[Part of a data file]
+ + +

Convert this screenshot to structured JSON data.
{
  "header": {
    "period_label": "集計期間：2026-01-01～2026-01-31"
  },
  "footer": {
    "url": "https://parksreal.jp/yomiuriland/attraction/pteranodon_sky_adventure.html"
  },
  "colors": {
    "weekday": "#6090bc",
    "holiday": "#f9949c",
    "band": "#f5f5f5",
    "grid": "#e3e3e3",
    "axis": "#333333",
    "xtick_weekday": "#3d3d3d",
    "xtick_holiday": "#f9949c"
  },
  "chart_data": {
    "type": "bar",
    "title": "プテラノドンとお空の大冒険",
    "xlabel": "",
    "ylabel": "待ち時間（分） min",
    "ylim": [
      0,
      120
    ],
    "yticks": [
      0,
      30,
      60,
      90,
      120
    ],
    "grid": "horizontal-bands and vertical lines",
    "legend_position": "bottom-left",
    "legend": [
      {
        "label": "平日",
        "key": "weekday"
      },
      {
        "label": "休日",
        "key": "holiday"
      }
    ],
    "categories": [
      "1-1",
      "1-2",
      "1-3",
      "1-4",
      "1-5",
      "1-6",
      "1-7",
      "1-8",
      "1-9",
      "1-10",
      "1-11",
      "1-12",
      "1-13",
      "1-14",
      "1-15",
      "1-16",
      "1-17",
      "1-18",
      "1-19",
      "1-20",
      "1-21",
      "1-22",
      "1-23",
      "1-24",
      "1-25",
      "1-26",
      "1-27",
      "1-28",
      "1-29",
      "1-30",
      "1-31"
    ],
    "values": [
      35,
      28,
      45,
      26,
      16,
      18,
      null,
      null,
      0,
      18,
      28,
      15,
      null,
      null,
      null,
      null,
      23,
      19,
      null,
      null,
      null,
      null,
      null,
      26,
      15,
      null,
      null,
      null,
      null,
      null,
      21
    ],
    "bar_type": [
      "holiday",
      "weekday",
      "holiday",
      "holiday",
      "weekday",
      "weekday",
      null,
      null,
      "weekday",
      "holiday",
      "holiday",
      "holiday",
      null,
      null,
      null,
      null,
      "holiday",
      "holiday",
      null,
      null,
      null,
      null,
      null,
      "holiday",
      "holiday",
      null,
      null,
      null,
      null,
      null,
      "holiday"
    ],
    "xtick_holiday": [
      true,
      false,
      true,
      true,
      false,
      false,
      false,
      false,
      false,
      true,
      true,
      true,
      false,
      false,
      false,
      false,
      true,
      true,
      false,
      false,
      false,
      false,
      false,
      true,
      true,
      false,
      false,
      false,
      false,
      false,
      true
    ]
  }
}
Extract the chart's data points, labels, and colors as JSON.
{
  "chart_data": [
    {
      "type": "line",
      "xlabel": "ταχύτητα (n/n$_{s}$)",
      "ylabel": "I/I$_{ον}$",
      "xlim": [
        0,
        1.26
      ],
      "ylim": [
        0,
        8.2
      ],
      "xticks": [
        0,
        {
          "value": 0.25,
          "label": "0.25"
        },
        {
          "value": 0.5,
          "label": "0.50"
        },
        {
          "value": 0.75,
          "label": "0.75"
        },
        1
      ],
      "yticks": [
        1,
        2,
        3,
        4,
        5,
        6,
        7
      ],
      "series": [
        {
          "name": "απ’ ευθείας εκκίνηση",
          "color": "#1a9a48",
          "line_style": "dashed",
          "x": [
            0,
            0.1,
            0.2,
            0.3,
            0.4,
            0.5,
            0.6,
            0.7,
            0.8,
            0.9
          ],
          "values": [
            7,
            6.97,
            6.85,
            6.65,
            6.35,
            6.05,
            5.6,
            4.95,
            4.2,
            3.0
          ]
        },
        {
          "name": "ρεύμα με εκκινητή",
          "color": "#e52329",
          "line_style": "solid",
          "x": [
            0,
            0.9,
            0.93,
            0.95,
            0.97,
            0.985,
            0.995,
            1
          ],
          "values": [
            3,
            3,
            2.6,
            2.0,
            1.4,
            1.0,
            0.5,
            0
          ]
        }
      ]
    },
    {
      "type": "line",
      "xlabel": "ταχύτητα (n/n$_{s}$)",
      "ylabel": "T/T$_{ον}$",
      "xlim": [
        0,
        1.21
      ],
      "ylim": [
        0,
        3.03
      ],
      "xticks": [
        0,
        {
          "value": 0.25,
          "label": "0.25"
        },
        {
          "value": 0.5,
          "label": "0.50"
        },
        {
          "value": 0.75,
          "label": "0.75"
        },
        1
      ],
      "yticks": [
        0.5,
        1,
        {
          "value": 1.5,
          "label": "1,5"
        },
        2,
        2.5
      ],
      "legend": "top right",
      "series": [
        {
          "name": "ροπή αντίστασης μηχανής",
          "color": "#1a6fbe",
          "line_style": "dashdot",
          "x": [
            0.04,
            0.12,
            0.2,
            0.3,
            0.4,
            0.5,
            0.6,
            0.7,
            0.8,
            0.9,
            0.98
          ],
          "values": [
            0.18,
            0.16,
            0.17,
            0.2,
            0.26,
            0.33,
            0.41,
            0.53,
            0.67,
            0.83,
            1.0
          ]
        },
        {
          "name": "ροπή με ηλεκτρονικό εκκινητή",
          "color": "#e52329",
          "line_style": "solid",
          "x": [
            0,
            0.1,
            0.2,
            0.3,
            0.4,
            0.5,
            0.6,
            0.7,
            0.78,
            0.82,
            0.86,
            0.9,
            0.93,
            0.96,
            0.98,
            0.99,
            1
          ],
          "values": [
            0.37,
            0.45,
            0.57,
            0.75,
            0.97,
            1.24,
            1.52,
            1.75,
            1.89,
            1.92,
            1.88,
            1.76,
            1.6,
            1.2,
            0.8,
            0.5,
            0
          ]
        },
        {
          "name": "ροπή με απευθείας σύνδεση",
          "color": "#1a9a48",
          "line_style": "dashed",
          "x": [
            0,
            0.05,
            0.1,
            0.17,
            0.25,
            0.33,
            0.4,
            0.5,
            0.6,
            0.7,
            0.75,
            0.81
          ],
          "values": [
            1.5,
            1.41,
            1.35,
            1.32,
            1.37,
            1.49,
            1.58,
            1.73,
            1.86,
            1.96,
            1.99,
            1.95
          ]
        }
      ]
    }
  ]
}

+ + +

Identify and copy the lines holding the word "ροπή".

          "name": "ροπή αντίστασης μηχανής",
          "name": "ροπή με ηλεκτρονικό εκκινητή",
          "name": "ροπή με απευθείας σύνδεση",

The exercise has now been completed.